Records about charts and figures:
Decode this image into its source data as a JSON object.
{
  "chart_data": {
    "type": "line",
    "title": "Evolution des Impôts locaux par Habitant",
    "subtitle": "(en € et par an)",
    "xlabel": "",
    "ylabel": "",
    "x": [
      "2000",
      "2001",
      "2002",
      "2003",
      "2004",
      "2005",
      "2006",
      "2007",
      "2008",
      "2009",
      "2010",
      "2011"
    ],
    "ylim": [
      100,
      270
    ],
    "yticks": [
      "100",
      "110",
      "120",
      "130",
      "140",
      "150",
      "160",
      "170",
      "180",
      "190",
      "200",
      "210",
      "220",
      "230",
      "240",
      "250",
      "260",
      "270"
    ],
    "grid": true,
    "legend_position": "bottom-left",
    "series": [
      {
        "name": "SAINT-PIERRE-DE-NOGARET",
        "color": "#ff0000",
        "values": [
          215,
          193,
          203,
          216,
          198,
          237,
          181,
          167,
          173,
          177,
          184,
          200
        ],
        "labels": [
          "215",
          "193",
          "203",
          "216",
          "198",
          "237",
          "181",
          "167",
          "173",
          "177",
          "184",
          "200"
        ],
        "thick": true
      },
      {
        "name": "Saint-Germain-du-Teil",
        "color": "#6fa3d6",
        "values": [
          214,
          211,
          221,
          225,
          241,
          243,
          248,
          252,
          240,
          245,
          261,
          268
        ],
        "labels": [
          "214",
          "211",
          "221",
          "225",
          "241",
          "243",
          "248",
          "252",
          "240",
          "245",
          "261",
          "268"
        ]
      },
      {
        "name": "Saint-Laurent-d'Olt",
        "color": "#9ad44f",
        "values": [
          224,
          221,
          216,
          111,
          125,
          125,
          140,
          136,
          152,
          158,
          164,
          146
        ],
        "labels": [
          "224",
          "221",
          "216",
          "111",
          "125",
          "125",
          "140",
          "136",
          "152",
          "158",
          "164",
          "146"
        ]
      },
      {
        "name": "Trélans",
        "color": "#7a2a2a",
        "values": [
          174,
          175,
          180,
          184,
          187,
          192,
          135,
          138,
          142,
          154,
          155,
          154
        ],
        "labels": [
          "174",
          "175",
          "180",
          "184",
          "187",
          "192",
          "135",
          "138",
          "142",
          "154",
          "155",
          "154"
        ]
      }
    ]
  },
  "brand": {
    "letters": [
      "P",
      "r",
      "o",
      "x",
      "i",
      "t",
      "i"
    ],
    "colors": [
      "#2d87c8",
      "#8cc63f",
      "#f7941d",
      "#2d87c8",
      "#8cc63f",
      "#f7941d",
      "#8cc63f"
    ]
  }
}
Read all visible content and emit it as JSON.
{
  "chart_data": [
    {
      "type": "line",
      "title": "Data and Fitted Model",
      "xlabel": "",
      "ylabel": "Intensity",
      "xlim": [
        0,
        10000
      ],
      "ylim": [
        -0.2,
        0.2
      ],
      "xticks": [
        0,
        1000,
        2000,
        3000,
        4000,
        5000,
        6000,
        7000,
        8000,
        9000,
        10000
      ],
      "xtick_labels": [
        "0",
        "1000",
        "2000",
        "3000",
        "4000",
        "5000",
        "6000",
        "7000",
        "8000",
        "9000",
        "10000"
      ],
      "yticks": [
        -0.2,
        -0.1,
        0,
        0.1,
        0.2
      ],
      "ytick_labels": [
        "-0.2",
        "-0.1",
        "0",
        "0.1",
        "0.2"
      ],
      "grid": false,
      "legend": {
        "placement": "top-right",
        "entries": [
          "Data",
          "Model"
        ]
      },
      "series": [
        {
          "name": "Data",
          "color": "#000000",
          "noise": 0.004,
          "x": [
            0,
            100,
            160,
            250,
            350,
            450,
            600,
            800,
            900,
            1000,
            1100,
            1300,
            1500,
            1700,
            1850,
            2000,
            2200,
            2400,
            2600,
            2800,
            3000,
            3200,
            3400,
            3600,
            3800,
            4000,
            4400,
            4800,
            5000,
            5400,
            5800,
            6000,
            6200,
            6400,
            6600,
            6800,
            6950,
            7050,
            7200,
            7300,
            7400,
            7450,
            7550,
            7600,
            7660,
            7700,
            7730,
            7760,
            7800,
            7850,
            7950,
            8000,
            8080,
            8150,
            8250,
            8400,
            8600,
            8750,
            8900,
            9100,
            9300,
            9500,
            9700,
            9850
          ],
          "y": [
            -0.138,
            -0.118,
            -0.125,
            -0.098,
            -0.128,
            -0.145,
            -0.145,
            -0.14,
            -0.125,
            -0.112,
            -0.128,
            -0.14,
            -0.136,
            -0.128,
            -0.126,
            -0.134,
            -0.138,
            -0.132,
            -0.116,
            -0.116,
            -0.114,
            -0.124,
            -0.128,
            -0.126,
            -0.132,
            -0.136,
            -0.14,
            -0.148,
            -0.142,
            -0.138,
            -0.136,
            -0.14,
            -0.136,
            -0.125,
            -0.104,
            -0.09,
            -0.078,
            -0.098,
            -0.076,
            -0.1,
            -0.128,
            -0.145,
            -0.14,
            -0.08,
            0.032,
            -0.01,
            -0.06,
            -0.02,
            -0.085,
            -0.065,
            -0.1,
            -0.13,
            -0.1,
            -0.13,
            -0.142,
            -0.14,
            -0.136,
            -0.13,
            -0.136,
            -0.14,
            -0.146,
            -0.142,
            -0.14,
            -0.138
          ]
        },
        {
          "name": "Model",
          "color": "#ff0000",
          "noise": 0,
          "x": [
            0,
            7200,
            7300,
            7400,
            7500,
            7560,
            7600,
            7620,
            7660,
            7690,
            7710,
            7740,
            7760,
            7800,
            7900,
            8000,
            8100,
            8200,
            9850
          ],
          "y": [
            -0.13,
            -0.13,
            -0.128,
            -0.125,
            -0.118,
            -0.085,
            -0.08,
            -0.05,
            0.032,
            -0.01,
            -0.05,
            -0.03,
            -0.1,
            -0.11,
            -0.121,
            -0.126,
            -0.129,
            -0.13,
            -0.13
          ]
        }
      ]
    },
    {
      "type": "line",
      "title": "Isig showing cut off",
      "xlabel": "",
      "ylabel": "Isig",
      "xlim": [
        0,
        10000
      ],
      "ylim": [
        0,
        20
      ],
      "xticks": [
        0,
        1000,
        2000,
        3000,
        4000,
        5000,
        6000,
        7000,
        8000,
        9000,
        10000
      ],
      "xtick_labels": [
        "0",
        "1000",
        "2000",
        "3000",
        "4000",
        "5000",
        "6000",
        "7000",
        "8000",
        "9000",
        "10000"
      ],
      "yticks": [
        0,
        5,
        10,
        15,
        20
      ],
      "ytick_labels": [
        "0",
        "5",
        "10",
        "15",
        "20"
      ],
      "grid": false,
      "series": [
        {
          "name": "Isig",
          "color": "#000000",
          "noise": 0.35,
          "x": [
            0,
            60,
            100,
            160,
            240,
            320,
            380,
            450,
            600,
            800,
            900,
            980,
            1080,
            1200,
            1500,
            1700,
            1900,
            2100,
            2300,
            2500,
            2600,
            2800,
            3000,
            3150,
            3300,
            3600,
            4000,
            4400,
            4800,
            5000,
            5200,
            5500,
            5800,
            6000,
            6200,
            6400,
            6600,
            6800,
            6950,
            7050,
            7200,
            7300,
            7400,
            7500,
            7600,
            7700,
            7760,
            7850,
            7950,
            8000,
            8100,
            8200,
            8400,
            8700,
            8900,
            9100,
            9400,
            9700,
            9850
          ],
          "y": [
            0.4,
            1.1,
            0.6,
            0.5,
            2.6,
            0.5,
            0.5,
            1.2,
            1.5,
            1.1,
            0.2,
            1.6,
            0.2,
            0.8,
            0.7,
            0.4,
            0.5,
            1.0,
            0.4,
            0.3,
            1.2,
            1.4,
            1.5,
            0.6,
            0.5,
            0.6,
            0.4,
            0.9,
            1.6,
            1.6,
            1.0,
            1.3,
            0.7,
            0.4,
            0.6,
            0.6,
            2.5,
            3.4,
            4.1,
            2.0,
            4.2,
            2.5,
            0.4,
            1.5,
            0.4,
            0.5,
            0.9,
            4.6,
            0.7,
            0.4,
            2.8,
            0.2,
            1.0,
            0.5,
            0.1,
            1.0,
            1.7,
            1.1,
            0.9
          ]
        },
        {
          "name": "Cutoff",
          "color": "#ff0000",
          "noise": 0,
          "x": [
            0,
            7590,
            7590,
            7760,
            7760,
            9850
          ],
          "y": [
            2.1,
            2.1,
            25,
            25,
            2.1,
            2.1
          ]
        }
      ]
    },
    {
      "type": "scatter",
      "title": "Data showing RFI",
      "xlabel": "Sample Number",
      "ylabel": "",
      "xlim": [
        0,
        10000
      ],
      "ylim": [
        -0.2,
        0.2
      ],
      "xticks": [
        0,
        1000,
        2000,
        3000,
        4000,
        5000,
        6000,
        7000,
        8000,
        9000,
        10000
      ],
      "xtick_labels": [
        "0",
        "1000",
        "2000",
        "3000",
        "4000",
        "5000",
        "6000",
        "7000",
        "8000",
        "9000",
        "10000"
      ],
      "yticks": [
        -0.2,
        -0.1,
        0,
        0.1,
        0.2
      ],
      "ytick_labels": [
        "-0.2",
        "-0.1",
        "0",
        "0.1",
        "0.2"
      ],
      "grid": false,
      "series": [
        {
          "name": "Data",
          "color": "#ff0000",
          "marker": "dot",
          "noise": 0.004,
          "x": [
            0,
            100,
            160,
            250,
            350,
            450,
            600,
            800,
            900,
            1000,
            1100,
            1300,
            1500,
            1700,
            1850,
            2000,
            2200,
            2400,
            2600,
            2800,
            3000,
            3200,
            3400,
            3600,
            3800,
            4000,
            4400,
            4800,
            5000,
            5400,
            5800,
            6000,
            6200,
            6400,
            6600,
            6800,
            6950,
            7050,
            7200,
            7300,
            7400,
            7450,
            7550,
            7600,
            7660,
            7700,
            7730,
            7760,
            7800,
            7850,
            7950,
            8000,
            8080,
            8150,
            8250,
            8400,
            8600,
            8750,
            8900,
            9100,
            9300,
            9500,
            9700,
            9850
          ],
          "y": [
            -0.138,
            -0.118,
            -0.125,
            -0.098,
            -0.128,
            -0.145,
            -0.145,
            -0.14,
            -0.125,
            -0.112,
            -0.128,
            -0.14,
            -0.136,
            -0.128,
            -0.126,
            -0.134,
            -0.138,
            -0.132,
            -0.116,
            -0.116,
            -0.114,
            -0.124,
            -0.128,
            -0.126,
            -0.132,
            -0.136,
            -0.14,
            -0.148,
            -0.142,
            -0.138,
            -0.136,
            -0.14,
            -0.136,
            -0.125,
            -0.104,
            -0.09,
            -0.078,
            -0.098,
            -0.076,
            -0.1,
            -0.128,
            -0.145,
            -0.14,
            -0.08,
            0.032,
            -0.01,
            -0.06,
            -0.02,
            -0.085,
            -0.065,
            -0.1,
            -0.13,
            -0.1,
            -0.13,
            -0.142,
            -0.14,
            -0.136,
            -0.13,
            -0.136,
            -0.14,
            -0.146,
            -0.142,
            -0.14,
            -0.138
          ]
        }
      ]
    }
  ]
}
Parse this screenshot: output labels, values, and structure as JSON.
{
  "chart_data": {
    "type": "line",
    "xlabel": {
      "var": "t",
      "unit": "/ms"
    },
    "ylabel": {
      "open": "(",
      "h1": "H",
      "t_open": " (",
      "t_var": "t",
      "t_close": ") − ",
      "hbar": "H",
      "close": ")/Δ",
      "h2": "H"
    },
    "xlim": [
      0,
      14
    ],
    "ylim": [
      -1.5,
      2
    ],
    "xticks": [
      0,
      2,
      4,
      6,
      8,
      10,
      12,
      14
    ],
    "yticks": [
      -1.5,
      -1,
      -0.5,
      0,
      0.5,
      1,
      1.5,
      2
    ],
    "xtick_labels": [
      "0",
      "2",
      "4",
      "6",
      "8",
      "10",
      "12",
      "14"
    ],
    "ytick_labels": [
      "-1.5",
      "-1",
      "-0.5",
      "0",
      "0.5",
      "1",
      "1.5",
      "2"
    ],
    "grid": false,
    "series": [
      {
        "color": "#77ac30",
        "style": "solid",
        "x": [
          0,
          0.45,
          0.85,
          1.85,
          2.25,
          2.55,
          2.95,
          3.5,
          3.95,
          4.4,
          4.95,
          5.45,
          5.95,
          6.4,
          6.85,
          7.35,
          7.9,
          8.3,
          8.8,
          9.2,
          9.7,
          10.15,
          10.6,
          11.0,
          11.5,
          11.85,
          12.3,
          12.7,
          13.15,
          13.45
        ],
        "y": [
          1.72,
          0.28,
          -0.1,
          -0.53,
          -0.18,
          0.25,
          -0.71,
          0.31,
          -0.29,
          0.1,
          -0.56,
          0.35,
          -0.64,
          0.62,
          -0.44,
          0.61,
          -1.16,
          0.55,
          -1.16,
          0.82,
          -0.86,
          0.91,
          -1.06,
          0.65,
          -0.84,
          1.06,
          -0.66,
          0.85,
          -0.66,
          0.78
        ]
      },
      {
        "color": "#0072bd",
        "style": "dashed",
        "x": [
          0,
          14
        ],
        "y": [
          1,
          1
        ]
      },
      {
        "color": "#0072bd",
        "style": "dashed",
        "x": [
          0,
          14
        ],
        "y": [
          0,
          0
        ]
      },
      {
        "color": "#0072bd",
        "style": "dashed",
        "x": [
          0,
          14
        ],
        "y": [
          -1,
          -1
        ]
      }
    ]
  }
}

Exercise description
Locate all lines in the listing above with the word "JSON". Copy them.

Solution below
Decode this image into its source data as a JSON object.
Read all visible content and emit it as JSON.
Parse this screenshot: output labels, values, and structure as JSON.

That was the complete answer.